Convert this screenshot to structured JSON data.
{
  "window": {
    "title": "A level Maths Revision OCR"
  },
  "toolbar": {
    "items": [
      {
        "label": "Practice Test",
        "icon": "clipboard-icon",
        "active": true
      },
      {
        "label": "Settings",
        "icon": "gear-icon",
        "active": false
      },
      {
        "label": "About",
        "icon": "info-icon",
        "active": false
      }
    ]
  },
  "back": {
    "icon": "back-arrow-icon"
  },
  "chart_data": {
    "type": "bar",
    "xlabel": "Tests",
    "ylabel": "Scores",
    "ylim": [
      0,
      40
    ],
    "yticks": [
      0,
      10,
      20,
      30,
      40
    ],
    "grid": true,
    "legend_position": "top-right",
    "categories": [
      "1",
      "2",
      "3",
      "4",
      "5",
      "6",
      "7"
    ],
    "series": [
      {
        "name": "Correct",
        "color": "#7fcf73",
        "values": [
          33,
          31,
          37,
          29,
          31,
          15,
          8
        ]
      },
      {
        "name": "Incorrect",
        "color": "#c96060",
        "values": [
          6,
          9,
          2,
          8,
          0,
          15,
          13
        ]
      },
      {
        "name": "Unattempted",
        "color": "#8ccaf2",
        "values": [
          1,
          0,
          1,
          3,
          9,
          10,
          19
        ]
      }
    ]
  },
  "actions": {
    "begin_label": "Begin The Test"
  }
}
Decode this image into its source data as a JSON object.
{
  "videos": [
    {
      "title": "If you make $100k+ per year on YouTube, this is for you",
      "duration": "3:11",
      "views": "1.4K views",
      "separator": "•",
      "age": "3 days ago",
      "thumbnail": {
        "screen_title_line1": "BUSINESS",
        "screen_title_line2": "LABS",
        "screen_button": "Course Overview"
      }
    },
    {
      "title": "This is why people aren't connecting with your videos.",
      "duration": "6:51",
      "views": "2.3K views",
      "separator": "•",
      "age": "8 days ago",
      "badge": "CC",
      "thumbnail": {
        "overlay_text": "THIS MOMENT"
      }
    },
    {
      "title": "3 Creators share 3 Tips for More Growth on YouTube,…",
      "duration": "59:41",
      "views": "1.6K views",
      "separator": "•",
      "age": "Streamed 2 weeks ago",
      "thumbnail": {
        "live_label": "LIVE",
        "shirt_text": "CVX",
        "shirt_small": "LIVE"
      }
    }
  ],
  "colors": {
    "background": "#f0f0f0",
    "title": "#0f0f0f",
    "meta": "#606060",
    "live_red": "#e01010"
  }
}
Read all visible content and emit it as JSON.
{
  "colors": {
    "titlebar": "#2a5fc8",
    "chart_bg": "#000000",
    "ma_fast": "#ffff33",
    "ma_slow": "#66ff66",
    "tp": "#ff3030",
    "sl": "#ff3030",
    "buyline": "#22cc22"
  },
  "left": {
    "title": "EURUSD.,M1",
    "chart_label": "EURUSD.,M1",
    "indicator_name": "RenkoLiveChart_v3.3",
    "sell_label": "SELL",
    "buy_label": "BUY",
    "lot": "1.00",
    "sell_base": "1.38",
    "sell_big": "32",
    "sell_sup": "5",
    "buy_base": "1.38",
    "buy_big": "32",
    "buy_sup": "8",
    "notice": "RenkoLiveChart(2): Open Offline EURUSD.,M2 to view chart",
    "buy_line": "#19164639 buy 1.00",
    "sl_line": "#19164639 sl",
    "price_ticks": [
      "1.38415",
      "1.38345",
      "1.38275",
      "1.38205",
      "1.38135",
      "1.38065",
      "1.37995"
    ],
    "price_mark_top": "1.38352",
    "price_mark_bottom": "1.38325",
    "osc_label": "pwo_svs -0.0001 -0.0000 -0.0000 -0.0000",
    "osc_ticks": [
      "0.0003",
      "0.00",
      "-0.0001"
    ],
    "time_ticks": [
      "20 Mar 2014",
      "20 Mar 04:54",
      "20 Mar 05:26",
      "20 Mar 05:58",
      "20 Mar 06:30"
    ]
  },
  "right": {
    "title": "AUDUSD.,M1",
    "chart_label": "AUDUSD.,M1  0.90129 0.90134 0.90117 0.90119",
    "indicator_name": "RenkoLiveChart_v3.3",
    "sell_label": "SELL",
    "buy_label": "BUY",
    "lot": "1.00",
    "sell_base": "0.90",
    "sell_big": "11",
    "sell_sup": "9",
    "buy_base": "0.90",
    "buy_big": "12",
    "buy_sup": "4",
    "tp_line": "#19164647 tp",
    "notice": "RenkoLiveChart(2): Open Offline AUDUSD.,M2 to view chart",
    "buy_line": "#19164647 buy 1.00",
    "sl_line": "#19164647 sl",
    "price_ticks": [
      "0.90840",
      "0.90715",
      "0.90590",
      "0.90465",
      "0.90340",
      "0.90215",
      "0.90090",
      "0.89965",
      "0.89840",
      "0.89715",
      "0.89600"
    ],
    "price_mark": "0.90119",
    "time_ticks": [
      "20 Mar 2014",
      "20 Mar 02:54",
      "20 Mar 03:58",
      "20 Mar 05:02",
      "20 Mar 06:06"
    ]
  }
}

•••••

Scan the records for the string "icon". Copy each line in which it appears.

--- EXPECTED ANSWER ---
        "icon": "clipboard-icon",
        "icon": "gear-icon",
        "icon": "info-icon",
    "icon": "back-arrow-icon"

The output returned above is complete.